> DIRECTIVE: Scan the data below for the string "Mesas". Copy every line where it appears.
# Start of ENTRIES SHOWN
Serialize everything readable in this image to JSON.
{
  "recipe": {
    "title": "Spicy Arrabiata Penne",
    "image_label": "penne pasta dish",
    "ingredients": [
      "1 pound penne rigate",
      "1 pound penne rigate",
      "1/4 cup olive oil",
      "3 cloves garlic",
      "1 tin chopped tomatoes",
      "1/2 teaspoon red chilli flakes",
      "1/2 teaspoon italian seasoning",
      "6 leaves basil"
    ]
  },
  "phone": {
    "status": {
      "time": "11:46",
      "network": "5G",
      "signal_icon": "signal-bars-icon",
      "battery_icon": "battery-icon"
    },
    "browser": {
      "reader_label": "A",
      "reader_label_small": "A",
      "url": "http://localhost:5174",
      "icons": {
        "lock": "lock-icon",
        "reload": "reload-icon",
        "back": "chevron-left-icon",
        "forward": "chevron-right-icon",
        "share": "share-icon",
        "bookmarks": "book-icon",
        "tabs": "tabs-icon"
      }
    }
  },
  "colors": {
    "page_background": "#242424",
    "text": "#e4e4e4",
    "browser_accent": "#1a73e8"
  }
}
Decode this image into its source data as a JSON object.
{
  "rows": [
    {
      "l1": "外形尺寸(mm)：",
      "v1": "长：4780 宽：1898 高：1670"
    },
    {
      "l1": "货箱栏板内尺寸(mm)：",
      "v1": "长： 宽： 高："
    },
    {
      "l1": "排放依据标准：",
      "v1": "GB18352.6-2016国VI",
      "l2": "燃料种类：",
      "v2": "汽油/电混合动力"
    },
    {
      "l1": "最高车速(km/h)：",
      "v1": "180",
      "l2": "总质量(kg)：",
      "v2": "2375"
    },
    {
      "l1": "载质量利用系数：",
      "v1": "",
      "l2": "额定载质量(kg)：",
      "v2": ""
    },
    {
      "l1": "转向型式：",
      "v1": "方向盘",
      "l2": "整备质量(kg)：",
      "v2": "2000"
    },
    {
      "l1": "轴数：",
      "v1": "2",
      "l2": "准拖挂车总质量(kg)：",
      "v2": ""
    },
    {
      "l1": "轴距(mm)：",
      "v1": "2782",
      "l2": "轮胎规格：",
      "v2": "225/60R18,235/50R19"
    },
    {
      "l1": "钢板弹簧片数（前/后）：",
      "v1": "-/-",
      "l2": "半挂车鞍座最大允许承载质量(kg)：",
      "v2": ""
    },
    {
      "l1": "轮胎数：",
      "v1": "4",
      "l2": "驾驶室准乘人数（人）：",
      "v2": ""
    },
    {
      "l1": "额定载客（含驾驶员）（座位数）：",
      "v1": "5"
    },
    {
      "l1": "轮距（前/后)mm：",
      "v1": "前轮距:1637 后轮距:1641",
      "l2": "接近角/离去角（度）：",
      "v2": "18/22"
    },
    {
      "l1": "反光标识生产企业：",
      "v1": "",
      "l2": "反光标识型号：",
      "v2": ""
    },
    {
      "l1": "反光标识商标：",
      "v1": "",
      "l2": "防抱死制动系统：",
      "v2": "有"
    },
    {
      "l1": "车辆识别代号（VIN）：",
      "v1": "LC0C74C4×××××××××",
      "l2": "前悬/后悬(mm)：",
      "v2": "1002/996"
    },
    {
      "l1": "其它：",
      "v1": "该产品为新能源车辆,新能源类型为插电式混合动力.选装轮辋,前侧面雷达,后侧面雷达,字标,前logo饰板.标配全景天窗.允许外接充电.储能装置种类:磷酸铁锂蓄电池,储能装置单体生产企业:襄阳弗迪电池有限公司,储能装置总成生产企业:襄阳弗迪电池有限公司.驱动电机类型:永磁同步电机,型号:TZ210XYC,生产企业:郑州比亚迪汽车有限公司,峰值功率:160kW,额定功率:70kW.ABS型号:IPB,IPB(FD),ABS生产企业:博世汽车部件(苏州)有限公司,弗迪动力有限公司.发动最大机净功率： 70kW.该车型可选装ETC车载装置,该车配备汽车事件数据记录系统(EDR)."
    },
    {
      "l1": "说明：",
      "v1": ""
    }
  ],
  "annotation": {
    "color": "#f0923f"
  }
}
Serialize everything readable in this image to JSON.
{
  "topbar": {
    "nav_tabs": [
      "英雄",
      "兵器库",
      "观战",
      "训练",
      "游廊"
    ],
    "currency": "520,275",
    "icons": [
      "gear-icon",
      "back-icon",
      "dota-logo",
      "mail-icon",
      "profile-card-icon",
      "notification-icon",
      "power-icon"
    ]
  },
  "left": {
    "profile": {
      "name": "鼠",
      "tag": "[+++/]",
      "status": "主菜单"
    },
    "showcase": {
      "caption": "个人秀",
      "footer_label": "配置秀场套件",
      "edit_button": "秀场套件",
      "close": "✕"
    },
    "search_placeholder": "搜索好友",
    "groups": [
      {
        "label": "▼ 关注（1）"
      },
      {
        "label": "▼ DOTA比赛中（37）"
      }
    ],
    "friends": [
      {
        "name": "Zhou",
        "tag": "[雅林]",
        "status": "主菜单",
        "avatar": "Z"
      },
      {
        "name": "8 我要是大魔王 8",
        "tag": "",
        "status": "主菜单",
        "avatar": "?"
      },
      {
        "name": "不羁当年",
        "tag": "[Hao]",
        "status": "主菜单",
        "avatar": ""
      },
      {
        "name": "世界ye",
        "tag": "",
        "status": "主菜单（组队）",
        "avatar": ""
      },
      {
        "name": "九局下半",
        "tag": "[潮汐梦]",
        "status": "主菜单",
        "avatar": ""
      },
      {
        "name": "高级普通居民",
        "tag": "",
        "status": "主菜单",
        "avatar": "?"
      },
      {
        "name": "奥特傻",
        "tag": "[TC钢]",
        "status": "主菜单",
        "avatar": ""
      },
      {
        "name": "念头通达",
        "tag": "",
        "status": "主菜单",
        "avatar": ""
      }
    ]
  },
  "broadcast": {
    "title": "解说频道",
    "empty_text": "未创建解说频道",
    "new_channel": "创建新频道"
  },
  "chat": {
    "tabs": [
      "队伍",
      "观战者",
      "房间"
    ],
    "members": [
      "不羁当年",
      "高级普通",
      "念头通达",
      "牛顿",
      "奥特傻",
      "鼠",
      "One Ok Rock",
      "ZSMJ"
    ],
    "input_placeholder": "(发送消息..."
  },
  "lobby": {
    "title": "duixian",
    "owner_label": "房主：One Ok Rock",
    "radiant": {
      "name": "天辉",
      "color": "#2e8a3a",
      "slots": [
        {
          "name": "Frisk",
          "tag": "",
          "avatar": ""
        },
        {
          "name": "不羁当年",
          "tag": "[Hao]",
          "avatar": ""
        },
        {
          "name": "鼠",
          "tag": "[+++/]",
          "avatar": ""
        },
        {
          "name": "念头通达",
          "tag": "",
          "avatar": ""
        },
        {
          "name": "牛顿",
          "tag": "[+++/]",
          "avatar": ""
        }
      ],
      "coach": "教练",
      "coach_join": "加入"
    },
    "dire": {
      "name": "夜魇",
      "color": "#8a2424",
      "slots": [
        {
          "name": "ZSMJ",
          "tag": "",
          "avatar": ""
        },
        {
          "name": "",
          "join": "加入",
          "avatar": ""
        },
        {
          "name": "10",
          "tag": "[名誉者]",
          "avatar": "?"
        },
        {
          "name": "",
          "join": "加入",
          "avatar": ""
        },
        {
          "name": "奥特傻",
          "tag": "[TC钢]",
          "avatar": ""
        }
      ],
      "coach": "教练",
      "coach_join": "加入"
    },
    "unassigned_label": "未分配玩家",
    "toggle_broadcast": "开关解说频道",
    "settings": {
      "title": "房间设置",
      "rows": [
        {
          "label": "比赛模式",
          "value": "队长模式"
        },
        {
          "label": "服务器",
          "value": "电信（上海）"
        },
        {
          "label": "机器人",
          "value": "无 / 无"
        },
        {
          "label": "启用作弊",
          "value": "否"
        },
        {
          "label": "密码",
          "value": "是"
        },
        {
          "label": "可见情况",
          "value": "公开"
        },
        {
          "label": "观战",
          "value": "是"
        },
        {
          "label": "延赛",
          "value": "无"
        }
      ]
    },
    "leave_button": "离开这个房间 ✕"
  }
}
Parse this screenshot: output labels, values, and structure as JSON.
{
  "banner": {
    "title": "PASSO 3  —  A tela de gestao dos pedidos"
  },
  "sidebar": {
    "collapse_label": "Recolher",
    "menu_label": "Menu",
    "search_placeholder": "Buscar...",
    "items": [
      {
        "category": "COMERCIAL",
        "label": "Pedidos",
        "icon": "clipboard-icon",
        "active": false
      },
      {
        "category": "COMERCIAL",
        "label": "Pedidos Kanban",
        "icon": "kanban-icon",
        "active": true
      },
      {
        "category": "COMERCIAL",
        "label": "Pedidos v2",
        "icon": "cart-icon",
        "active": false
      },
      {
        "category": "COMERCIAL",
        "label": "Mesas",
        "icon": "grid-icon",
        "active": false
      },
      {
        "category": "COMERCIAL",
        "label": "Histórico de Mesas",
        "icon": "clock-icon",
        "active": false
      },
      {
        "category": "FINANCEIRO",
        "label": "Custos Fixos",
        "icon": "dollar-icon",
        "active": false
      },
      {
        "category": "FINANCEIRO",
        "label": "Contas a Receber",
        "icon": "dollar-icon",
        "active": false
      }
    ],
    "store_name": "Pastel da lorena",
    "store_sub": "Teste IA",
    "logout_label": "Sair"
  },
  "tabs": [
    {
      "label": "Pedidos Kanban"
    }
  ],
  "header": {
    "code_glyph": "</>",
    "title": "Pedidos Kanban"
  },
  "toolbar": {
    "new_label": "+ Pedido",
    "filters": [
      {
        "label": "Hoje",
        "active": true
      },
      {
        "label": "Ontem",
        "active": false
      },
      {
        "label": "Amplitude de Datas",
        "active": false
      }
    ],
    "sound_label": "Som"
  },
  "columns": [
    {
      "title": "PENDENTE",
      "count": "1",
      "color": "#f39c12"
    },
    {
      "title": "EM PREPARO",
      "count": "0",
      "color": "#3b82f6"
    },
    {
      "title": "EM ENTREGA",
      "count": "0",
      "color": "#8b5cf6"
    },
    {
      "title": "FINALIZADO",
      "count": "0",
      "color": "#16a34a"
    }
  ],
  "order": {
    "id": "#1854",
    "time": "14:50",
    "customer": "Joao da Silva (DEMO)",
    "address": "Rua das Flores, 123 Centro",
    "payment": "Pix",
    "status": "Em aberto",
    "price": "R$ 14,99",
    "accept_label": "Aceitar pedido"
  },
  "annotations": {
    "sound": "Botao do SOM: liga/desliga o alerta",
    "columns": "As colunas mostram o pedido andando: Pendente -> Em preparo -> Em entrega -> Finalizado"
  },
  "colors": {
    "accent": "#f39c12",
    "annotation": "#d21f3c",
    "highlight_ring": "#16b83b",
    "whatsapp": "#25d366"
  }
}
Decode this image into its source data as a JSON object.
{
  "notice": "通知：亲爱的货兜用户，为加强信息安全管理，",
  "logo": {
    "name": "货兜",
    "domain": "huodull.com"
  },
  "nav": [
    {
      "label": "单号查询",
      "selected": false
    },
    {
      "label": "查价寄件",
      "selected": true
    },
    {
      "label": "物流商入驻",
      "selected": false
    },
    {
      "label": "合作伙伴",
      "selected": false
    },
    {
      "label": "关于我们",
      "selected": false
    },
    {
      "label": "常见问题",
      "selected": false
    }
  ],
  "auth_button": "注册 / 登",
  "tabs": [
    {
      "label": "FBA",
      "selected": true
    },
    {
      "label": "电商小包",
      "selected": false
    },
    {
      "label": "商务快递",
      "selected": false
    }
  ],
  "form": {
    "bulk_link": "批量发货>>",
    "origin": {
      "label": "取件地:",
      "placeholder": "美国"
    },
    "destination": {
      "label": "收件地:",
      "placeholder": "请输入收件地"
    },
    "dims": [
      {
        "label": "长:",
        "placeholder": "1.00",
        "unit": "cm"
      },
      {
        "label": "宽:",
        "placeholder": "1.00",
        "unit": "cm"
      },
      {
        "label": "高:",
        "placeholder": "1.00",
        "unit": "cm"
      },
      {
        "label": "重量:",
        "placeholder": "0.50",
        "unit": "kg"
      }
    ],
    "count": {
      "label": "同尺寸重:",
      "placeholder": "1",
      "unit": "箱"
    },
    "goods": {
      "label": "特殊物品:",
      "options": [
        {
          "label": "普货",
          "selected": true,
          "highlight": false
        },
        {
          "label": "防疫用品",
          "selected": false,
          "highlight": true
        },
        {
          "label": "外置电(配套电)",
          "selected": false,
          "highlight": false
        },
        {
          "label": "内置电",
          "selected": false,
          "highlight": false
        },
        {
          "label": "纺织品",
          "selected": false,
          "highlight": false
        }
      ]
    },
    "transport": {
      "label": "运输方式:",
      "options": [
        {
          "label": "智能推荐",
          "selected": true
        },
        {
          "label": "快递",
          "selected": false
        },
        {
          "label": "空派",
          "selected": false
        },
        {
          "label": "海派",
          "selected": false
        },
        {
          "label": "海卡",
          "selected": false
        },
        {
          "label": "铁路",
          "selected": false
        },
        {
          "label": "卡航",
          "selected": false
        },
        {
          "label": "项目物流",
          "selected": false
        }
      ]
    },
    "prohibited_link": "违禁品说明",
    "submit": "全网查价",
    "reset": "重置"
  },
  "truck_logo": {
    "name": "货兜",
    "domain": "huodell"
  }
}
# End of ENTRIES SHOWN
> RESPONSE TO THIS EXERCISE:
        "label": "Mesas",
        "label": "Histórico de Mesas",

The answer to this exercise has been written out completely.